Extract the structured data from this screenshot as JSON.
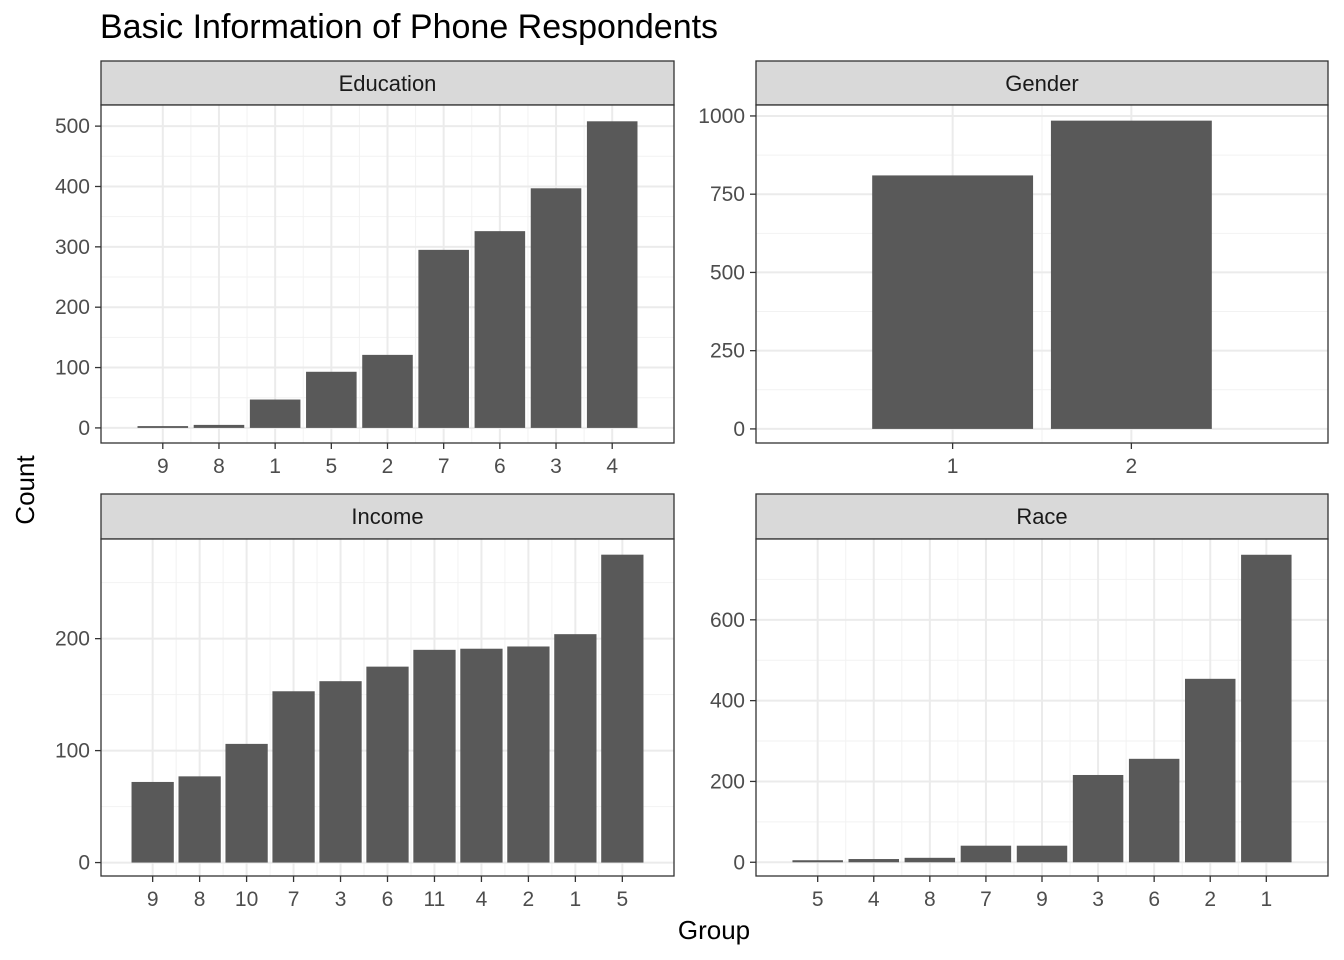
{
  "chart_data": {
    "type": "bar",
    "title": "Basic Information of Phone Respondents",
    "xlabel": "Group",
    "ylabel": "Count",
    "panels": [
      {
        "name": "Education",
        "categories": [
          "9",
          "8",
          "1",
          "5",
          "2",
          "7",
          "6",
          "3",
          "4"
        ],
        "values": [
          3,
          5,
          47,
          93,
          121,
          295,
          326,
          397,
          508
        ],
        "yticks": [
          0,
          100,
          200,
          300,
          400,
          500
        ],
        "ylim": [
          -25,
          535
        ]
      },
      {
        "name": "Gender",
        "categories": [
          "1",
          "2"
        ],
        "values": [
          810,
          985
        ],
        "yticks": [
          0,
          250,
          500,
          750,
          1000
        ],
        "ylim": [
          -45,
          1035
        ]
      },
      {
        "name": "Income",
        "categories": [
          "9",
          "8",
          "10",
          "7",
          "3",
          "6",
          "11",
          "4",
          "2",
          "1",
          "5"
        ],
        "values": [
          72,
          77,
          106,
          153,
          162,
          175,
          190,
          191,
          193,
          204,
          275
        ],
        "yticks": [
          0,
          100,
          200
        ],
        "ylim": [
          -12,
          289
        ]
      },
      {
        "name": "Race",
        "categories": [
          "5",
          "4",
          "8",
          "7",
          "9",
          "3",
          "6",
          "2",
          "1"
        ],
        "values": [
          5,
          8,
          11,
          41,
          41,
          216,
          256,
          454,
          761
        ],
        "yticks": [
          0,
          200,
          400,
          600
        ],
        "ylim": [
          -34,
          800
        ]
      }
    ],
    "grid": true,
    "bar_color": "#595959"
  }
}
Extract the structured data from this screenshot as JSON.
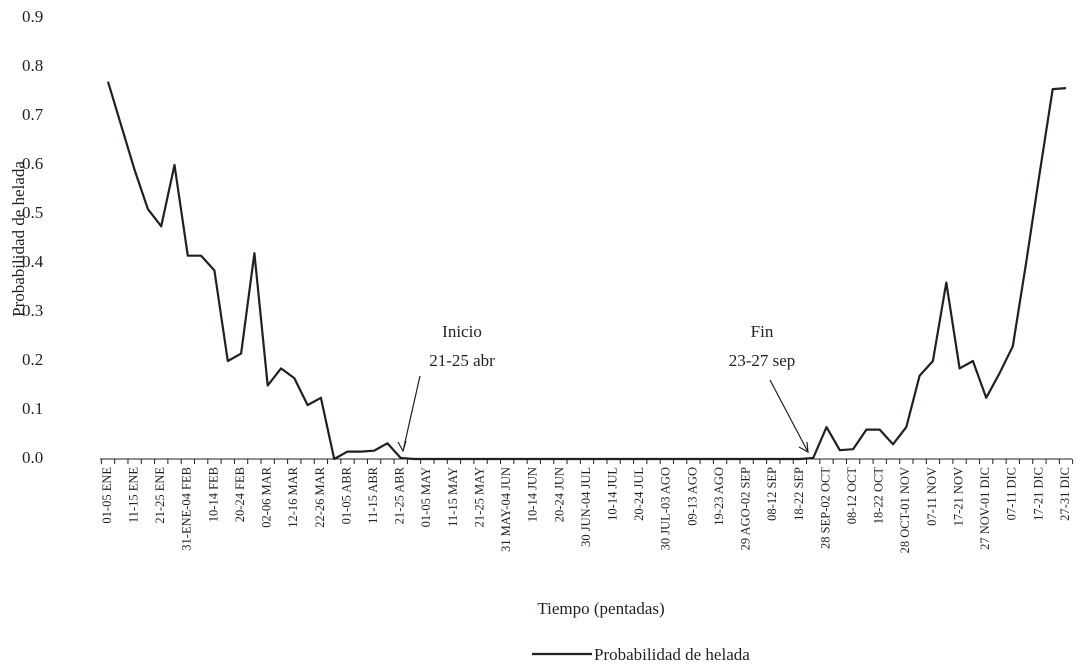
{
  "chart_data": {
    "type": "line",
    "xlabel": "Tiempo (pentadas)",
    "ylabel": "Probabilidad de helada",
    "categories": [
      "01-05 ENE",
      null,
      "11-15 ENE",
      null,
      "21-25 ENE",
      null,
      "31-ENE-04 FEB",
      null,
      "10-14 FEB",
      null,
      "20-24 FEB",
      null,
      "02-06 MAR",
      null,
      "12-16 MAR",
      null,
      "22-26 MAR",
      null,
      "01-05 ABR",
      null,
      "11-15 ABR",
      null,
      "21-25 ABR",
      null,
      "01-05 MAY",
      null,
      "11-15 MAY",
      null,
      "21-25 MAY",
      null,
      "31 MAY-04 JUN",
      null,
      "10-14 JUN",
      null,
      "20-24 JUN",
      null,
      "30 JUN-04 JUL",
      null,
      "10-14 JUL",
      null,
      "20-24 JUL",
      null,
      "30 JUL-03 AGO",
      null,
      "09-13 AGO",
      null,
      "19-23 AGO",
      null,
      "29 AGO-02 SEP",
      null,
      "08-12 SEP",
      null,
      "18-22 SEP",
      null,
      "28 SEP-02 OCT",
      null,
      "08-12 OCT",
      null,
      "18-22 OCT",
      null,
      "28 OCT-01 NOV",
      null,
      "07-11 NOV",
      null,
      "17-21 NOV",
      null,
      "27 NOV-01 DIC",
      null,
      "07-11 DIC",
      null,
      "17-21 DIC",
      null,
      "27-31 DIC"
    ],
    "series": [
      {
        "name": "Probabilidad de helada",
        "color": "#231f20",
        "values": [
          0.77,
          0.68,
          0.59,
          0.51,
          0.475,
          0.6,
          0.415,
          0.415,
          0.385,
          0.2,
          0.215,
          0.42,
          0.15,
          0.185,
          0.165,
          0.11,
          0.125,
          0.0,
          0.015,
          0.015,
          0.017,
          0.032,
          0.002,
          0,
          0,
          0,
          0,
          0,
          0,
          0,
          0,
          0,
          0,
          0,
          0,
          0,
          0,
          0,
          0,
          0,
          0,
          0,
          0,
          0,
          0,
          0,
          0,
          0,
          0,
          0,
          0,
          0,
          0,
          0.002,
          0.065,
          0.018,
          0.02,
          0.06,
          0.06,
          0.03,
          0.065,
          0.17,
          0.2,
          0.36,
          0.185,
          0.2,
          0.125,
          0.175,
          0.23,
          0.4,
          0.58,
          0.755,
          0.757
        ]
      }
    ],
    "ylim": [
      0,
      0.9
    ],
    "yticks": [
      {
        "value": 0,
        "label": "0.0"
      },
      0.1,
      0.2,
      0.3,
      0.4,
      0.5,
      0.6,
      0.7,
      0.8,
      0.9
    ],
    "annotations": [
      [
        "Inicio",
        "21-25 abr"
      ],
      [
        "Fin",
        "23-27 sep"
      ]
    ],
    "legend": "bottom"
  }
}
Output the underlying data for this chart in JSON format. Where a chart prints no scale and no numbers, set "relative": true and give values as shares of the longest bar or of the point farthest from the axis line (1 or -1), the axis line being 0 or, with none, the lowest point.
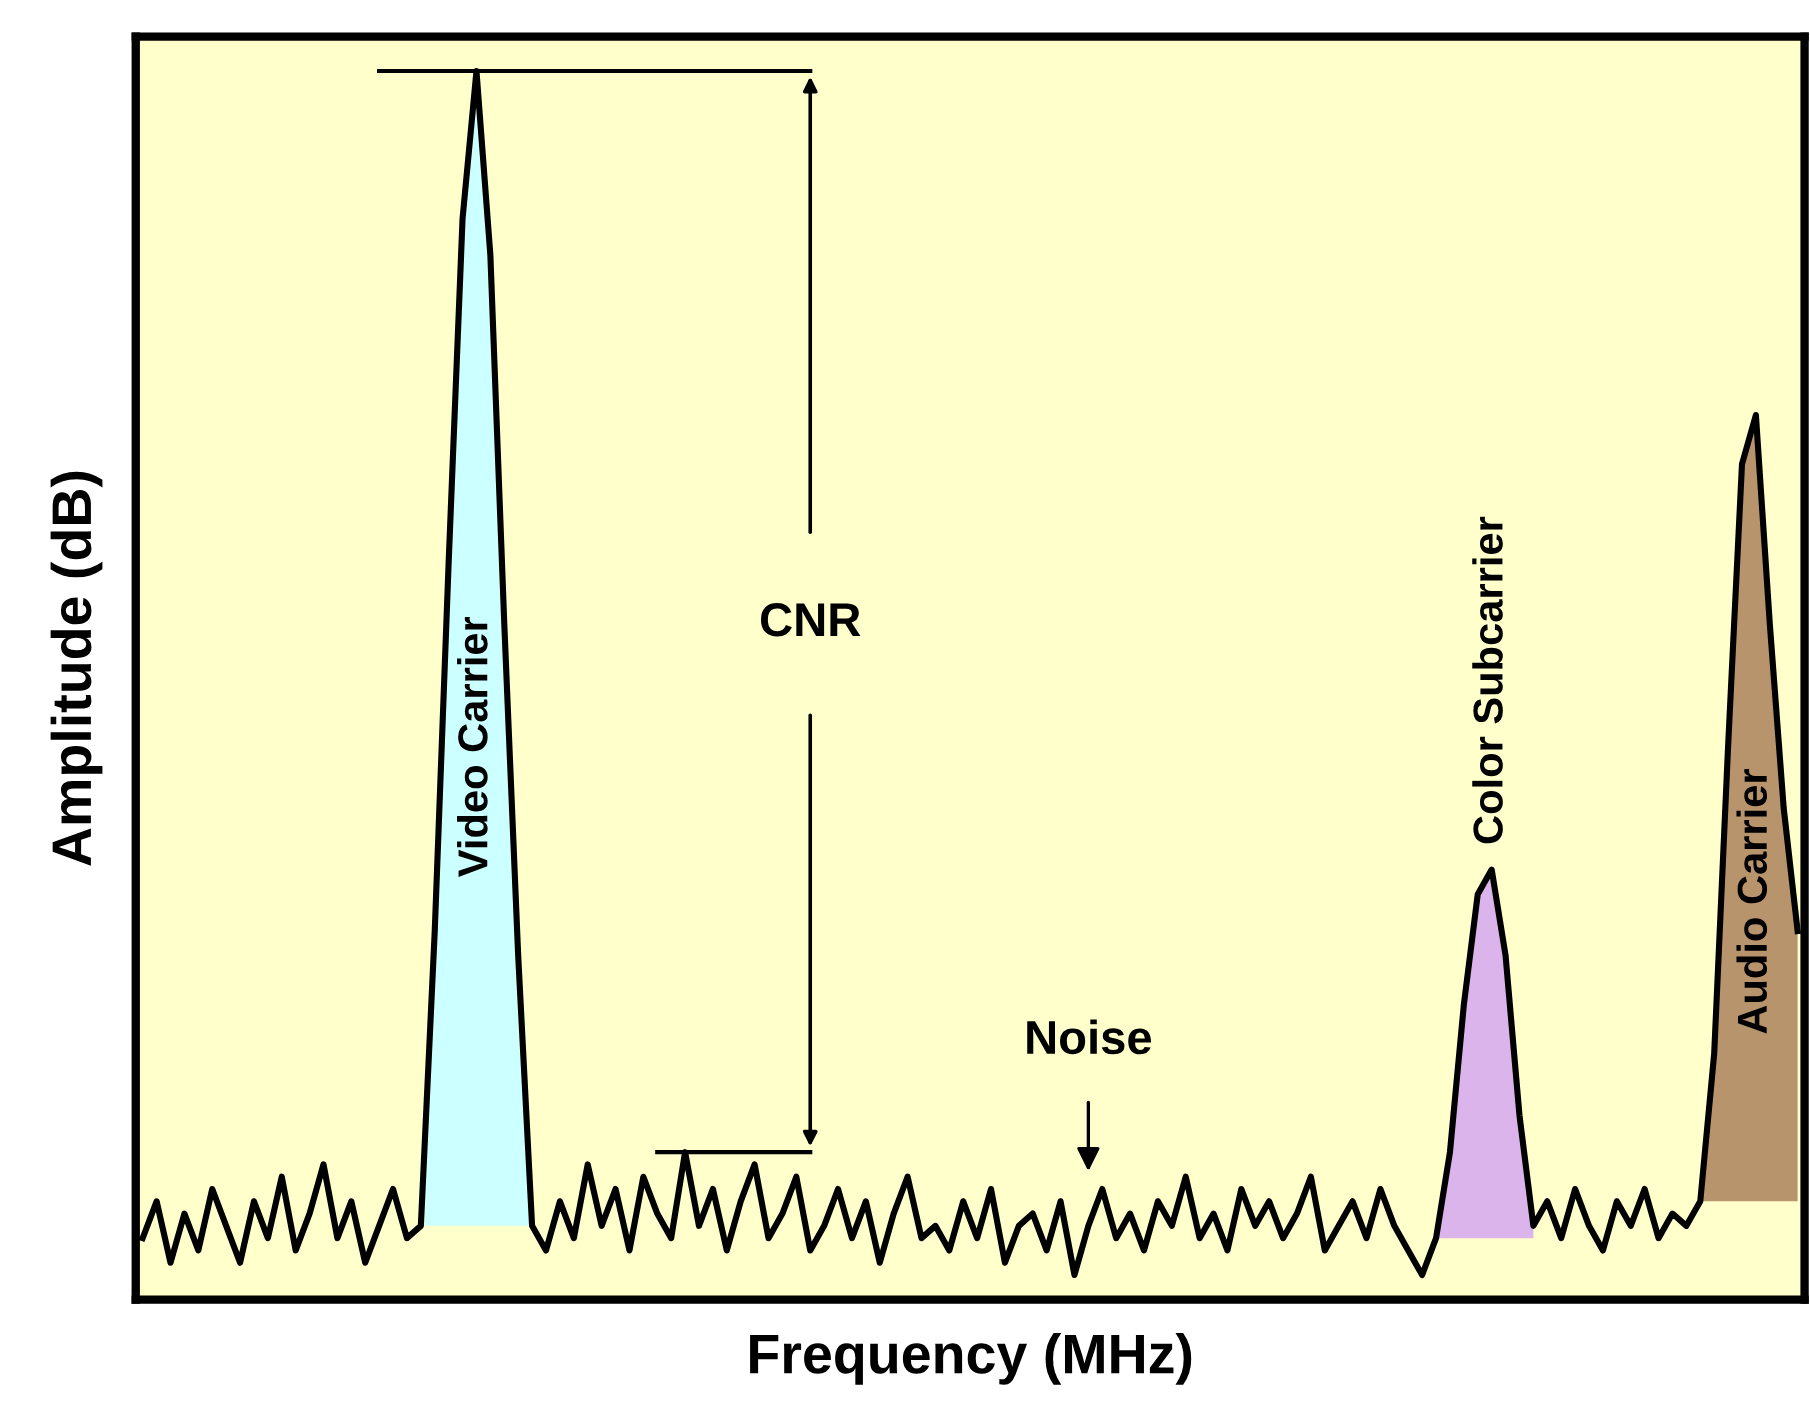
{
  "chart_data": {
    "type": "line",
    "relative": true,
    "xlabel": "Frequency (MHz)",
    "ylabel": "Amplitude (dB)",
    "categories": [
      null,
      null,
      null,
      null,
      null,
      null,
      null,
      null,
      null,
      null,
      null,
      null,
      null,
      null,
      null,
      null,
      null,
      null,
      null,
      null,
      null,
      null,
      null,
      null,
      null,
      null,
      null,
      null,
      null,
      null,
      null,
      null,
      null,
      null,
      null,
      null,
      null,
      null,
      null,
      null,
      null,
      null,
      null,
      null,
      null,
      null,
      null,
      null,
      null,
      null,
      null,
      null,
      null,
      null,
      null,
      null,
      null,
      null,
      null,
      null,
      null,
      null,
      null,
      null,
      null,
      null,
      null,
      null,
      null,
      null,
      null,
      null,
      null,
      null,
      null,
      null,
      null,
      null,
      null,
      null,
      null,
      null,
      null,
      null,
      null,
      null,
      null,
      null,
      null,
      null,
      null,
      null,
      null,
      null,
      null,
      null,
      null,
      null,
      null,
      null,
      null,
      null,
      null,
      null,
      null,
      null,
      null,
      null,
      null,
      null,
      null,
      null,
      null,
      null,
      null,
      null,
      null,
      null,
      null,
      null
    ],
    "series": [
      {
        "color": "#000000",
        "values": [
          0.05,
          0.08,
          0.03,
          0.07,
          0.04,
          0.09,
          0.06,
          0.03,
          0.08,
          0.05,
          0.1,
          0.04,
          0.07,
          0.11,
          0.05,
          0.08,
          0.03,
          0.06,
          0.09,
          0.05,
          0.06,
          0.3,
          0.6,
          0.88,
          1.0,
          0.85,
          0.55,
          0.28,
          0.06,
          0.04,
          0.08,
          0.05,
          0.11,
          0.06,
          0.09,
          0.04,
          0.1,
          0.07,
          0.05,
          0.12,
          0.06,
          0.09,
          0.04,
          0.08,
          0.11,
          0.05,
          0.07,
          0.1,
          0.04,
          0.06,
          0.09,
          0.05,
          0.08,
          0.03,
          0.07,
          0.1,
          0.05,
          0.06,
          0.04,
          0.08,
          0.05,
          0.09,
          0.03,
          0.06,
          0.07,
          0.04,
          0.08,
          0.02,
          0.06,
          0.09,
          0.05,
          0.07,
          0.04,
          0.08,
          0.06,
          0.1,
          0.05,
          0.07,
          0.04,
          0.09,
          0.06,
          0.08,
          0.05,
          0.07,
          0.1,
          0.04,
          0.06,
          0.08,
          0.05,
          0.09,
          0.06,
          0.04,
          0.02,
          0.05,
          0.12,
          0.24,
          0.33,
          0.35,
          0.28,
          0.15,
          0.06,
          0.08,
          0.05,
          0.09,
          0.06,
          0.04,
          0.08,
          0.06,
          0.09,
          0.05,
          0.07,
          0.06,
          0.08,
          0.2,
          0.45,
          0.68,
          0.72,
          0.55,
          0.4,
          0.3
        ]
      },
      {
        "type": "area",
        "name": "Video Carrier",
        "color": "#ccffff",
        "values": [
          null,
          null,
          null,
          null,
          null,
          null,
          null,
          null,
          null,
          null,
          null,
          null,
          null,
          null,
          null,
          null,
          null,
          null,
          null,
          null,
          0.06,
          0.3,
          0.6,
          0.88,
          1.0,
          0.85,
          0.55,
          0.28,
          0.06,
          null,
          null,
          null,
          null,
          null,
          null,
          null,
          null,
          null,
          null,
          null,
          null,
          null,
          null,
          null,
          null,
          null,
          null,
          null,
          null,
          null,
          null,
          null,
          null,
          null,
          null,
          null,
          null,
          null,
          null,
          null,
          null,
          null,
          null,
          null,
          null,
          null,
          null,
          null,
          null,
          null,
          null,
          null,
          null,
          null,
          null,
          null,
          null,
          null,
          null,
          null,
          null,
          null,
          null,
          null,
          null,
          null,
          null,
          null,
          null,
          null,
          null,
          null,
          null,
          null,
          null,
          null,
          null,
          null,
          null,
          null,
          null,
          null,
          null,
          null,
          null,
          null,
          null,
          null,
          null,
          null,
          null,
          null,
          null,
          null,
          null,
          null,
          null,
          null,
          null,
          null
        ]
      },
      {
        "type": "area",
        "name": "Color Subcarrier",
        "color": "#dcb4ec",
        "values": [
          null,
          null,
          null,
          null,
          null,
          null,
          null,
          null,
          null,
          null,
          null,
          null,
          null,
          null,
          null,
          null,
          null,
          null,
          null,
          null,
          null,
          null,
          null,
          null,
          null,
          null,
          null,
          null,
          null,
          null,
          null,
          null,
          null,
          null,
          null,
          null,
          null,
          null,
          null,
          null,
          null,
          null,
          null,
          null,
          null,
          null,
          null,
          null,
          null,
          null,
          null,
          null,
          null,
          null,
          null,
          null,
          null,
          null,
          null,
          null,
          null,
          null,
          null,
          null,
          null,
          null,
          null,
          null,
          null,
          null,
          null,
          null,
          null,
          null,
          null,
          null,
          null,
          null,
          null,
          null,
          null,
          null,
          null,
          null,
          null,
          null,
          null,
          null,
          null,
          null,
          null,
          null,
          null,
          0.05,
          0.12,
          0.24,
          0.33,
          0.35,
          0.28,
          0.15,
          0.06,
          null,
          null,
          null,
          null,
          null,
          null,
          null,
          null,
          null,
          null,
          null,
          null,
          null,
          null,
          null,
          null,
          null,
          null,
          null
        ]
      },
      {
        "type": "area",
        "name": "Audio Carrier",
        "color": "#b8946c",
        "values": [
          null,
          null,
          null,
          null,
          null,
          null,
          null,
          null,
          null,
          null,
          null,
          null,
          null,
          null,
          null,
          null,
          null,
          null,
          null,
          null,
          null,
          null,
          null,
          null,
          null,
          null,
          null,
          null,
          null,
          null,
          null,
          null,
          null,
          null,
          null,
          null,
          null,
          null,
          null,
          null,
          null,
          null,
          null,
          null,
          null,
          null,
          null,
          null,
          null,
          null,
          null,
          null,
          null,
          null,
          null,
          null,
          null,
          null,
          null,
          null,
          null,
          null,
          null,
          null,
          null,
          null,
          null,
          null,
          null,
          null,
          null,
          null,
          null,
          null,
          null,
          null,
          null,
          null,
          null,
          null,
          null,
          null,
          null,
          null,
          null,
          null,
          null,
          null,
          null,
          null,
          null,
          null,
          null,
          null,
          null,
          null,
          null,
          null,
          null,
          null,
          null,
          null,
          null,
          null,
          null,
          null,
          null,
          null,
          null,
          null,
          null,
          null,
          0.08,
          0.2,
          0.45,
          0.68,
          0.72,
          0.55,
          0.4,
          0.3
        ]
      }
    ],
    "annotations": [
      "CNR",
      "Noise"
    ],
    "legend": false,
    "marker": "none"
  }
}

################

▶ **Stated exercise**
Copy all the lines above that hold the string "none".

▶ **Result below**
Output the underlying data for this chart in JSON format. Where a chart prints no scale and no numbers, set "relative": true and give values as shares of the longest bar or of the point farthest from the axis line (1 or -1), the axis line being 0 or, with none, the lowest point.
    "marker": "none"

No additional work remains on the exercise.